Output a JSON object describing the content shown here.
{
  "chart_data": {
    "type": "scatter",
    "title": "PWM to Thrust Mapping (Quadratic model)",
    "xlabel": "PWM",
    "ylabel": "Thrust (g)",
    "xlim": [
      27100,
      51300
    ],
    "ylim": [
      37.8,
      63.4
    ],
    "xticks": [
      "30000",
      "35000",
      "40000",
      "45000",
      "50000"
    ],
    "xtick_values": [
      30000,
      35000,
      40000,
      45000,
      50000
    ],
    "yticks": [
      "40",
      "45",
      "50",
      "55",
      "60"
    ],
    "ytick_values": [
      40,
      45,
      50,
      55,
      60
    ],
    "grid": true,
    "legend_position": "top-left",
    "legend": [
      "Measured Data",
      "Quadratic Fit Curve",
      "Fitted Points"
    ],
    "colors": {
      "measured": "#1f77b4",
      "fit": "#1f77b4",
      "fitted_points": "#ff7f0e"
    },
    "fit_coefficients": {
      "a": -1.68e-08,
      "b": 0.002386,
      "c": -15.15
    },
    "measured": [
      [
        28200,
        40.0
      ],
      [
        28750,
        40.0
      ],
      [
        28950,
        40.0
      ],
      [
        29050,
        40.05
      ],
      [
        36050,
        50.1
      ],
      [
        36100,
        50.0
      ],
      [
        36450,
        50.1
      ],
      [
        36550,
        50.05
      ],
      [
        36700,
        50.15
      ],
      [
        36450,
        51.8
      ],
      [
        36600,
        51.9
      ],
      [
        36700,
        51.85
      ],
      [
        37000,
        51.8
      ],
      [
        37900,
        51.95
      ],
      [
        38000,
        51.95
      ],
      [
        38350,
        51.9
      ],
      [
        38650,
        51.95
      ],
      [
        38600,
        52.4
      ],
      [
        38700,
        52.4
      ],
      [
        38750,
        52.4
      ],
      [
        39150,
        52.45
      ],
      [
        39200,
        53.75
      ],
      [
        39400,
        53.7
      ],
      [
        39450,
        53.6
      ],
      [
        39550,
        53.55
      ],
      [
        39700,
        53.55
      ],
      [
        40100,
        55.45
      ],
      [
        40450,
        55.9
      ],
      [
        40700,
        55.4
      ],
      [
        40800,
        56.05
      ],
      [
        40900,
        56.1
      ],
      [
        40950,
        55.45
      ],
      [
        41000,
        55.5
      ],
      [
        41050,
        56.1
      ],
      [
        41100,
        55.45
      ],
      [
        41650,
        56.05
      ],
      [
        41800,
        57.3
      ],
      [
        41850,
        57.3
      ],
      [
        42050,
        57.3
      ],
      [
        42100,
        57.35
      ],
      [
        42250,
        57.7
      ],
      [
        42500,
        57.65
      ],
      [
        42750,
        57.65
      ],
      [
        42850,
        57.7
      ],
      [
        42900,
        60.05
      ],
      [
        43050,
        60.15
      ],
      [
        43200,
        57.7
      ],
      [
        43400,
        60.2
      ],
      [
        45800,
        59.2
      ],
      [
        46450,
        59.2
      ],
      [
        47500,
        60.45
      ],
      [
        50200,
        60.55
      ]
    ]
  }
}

-.-.-

--- What the exercise asks ---
Print every record exactly as it was given.

--- Task response ---
Output a JSON object describing the content shown here.
{
  "chart_data": {
    "type": "scatter",
    "title": "PWM to Thrust Mapping (Quadratic model)",
    "xlabel": "PWM",
    "ylabel": "Thrust (g)",
    "xlim": [
      27100,
      51300
    ],
    "ylim": [
      37.8,
      63.4
    ],
    "xticks": [
      "30000",
      "35000",
      "40000",
      "45000",
      "50000"
    ],
    "xtick_values": [
      30000,
      35000,
      40000,
      45000,
      50000
    ],
    "yticks": [
      "40",
      "45",
      "50",
      "55",
      "60"
    ],
    "ytick_values": [
      40,
      45,
      50,
      55,
      60
    ],
    "grid": true,
    "legend_position": "top-left",
    "legend": [
      "Measured Data",
      "Quadratic Fit Curve",
      "Fitted Points"
    ],
    "colors": {
      "measured": "#1f77b4",
      "fit": "#1f77b4",
      "fitted_points": "#ff7f0e"
    },
    "fit_coefficients": {
      "a": -1.68e-08,
      "b": 0.002386,
      "c": -15.15
    },
    "measured": [
      [
        28200,
        40.0
      ],
      [
        28750,
        40.0
      ],
      [
        28950,
        40.0
      ],
      [
        29050,
        40.05
      ],
      [
        36050,
        50.1
      ],
      [
        36100,
        50.0
      ],
      [
        36450,
        50.1
      ],
      [
        36550,
        50.05
      ],
      [
        36700,
        50.15
      ],
      [
        36450,
        51.8
      ],
      [
        36600,
        51.9
      ],
      [
        36700,
        51.85
      ],
      [
        37000,
        51.8
      ],
      [
        37900,
        51.95
      ],
      [
        38000,
        51.95
      ],
      [
        38350,
        51.9
      ],
      [
        38650,
        51.95
      ],
      [
        38600,
        52.4
      ],
      [
        38700,
        52.4
      ],
      [
        38750,
        52.4
      ],
      [
        39150,
        52.45
      ],
      [
        39200,
        53.75
      ],
      [
        39400,
        53.7
      ],
      [
        39450,
        53.6
      ],
      [
        39550,
        53.55
      ],
      [
        39700,
        53.55
      ],
      [
        40100,
        55.45
      ],
      [
        40450,
        55.9
      ],
      [
        40700,
        55.4
      ],
      [
        40800,
        56.05
      ],
      [
        40900,
        56.1
      ],
      [
        40950,
        55.45
      ],
      [
        41000,
        55.5
      ],
      [
        41050,
        56.1
      ],
      [
        41100,
        55.45
      ],
      [
        41650,
        56.05
      ],
      [
        41800,
        57.3
      ],
      [
        41850,
        57.3
      ],
      [
        42050,
        57.3
      ],
      [
        42100,
        57.35
      ],
      [
        42250,
        57.7
      ],
      [
        42500,
        57.65
      ],
      [
        42750,
        57.65
      ],
      [
        42850,
        57.7
      ],
      [
        42900,
        60.05
      ],
      [
        43050,
        60.15
      ],
      [
        43200,
        57.7
      ],
      [
        43400,
        60.2
      ],
      [
        45800,
        59.2
      ],
      [
        46450,
        59.2
      ],
      [
        47500,
        60.45
      ],
      [
        50200,
        60.55
      ]
    ]
  }
}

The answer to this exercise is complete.